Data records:
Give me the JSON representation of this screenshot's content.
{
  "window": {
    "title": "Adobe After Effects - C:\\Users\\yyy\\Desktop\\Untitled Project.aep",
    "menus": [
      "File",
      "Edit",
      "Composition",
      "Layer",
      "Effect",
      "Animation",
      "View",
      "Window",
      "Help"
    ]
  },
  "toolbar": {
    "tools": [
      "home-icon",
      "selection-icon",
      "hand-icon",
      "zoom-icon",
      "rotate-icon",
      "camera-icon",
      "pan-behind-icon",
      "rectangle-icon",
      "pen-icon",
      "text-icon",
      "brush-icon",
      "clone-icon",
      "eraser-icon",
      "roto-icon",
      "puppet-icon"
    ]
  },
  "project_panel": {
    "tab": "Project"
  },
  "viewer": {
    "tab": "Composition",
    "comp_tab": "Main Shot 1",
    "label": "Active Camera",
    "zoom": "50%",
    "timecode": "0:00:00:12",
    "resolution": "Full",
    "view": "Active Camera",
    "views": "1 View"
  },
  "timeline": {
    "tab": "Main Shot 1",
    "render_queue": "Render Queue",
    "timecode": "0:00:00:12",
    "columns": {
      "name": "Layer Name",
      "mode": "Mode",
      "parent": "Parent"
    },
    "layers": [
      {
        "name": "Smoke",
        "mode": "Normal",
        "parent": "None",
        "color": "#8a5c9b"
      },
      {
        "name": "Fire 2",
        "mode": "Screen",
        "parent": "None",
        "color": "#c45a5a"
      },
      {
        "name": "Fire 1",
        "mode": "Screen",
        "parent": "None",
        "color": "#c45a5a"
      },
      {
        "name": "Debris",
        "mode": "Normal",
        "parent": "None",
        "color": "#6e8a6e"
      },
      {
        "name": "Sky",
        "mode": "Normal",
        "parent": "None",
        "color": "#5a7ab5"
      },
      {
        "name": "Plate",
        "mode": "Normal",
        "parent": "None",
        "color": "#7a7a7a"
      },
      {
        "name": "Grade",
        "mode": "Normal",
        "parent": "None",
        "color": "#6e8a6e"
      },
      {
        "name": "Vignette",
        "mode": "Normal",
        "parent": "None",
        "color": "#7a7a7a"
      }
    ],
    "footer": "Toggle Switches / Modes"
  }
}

Stated task =>
Make a verbatim copy of every entry shown above.

Exercise output =>
Give me the JSON representation of this screenshot's content.
{
  "window": {
    "title": "Adobe After Effects - C:\\Users\\yyy\\Desktop\\Untitled Project.aep",
    "menus": [
      "File",
      "Edit",
      "Composition",
      "Layer",
      "Effect",
      "Animation",
      "View",
      "Window",
      "Help"
    ]
  },
  "toolbar": {
    "tools": [
      "home-icon",
      "selection-icon",
      "hand-icon",
      "zoom-icon",
      "rotate-icon",
      "camera-icon",
      "pan-behind-icon",
      "rectangle-icon",
      "pen-icon",
      "text-icon",
      "brush-icon",
      "clone-icon",
      "eraser-icon",
      "roto-icon",
      "puppet-icon"
    ]
  },
  "project_panel": {
    "tab": "Project"
  },
  "viewer": {
    "tab": "Composition",
    "comp_tab": "Main Shot 1",
    "label": "Active Camera",
    "zoom": "50%",
    "timecode": "0:00:00:12",
    "resolution": "Full",
    "view": "Active Camera",
    "views": "1 View"
  },
  "timeline": {
    "tab": "Main Shot 1",
    "render_queue": "Render Queue",
    "timecode": "0:00:00:12",
    "columns": {
      "name": "Layer Name",
      "mode": "Mode",
      "parent": "Parent"
    },
    "layers": [
      {
        "name": "Smoke",
        "mode": "Normal",
        "parent": "None",
        "color": "#8a5c9b"
      },
      {
        "name": "Fire 2",
        "mode": "Screen",
        "parent": "None",
        "color": "#c45a5a"
      },
      {
        "name": "Fire 1",
        "mode": "Screen",
        "parent": "None",
        "color": "#c45a5a"
      },
      {
        "name": "Debris",
        "mode": "Normal",
        "parent": "None",
        "color": "#6e8a6e"
      },
      {
        "name": "Sky",
        "mode": "Normal",
        "parent": "None",
        "color": "#5a7ab5"
      },
      {
        "name": "Plate",
        "mode": "Normal",
        "parent": "None",
        "color": "#7a7a7a"
      },
      {
        "name": "Grade",
        "mode": "Normal",
        "parent": "None",
        "color": "#6e8a6e"
      },
      {
        "name": "Vignette",
        "mode": "Normal",
        "parent": "None",
        "color": "#7a7a7a"
      }
    ],
    "footer": "Toggle Switches / Modes"
  }
}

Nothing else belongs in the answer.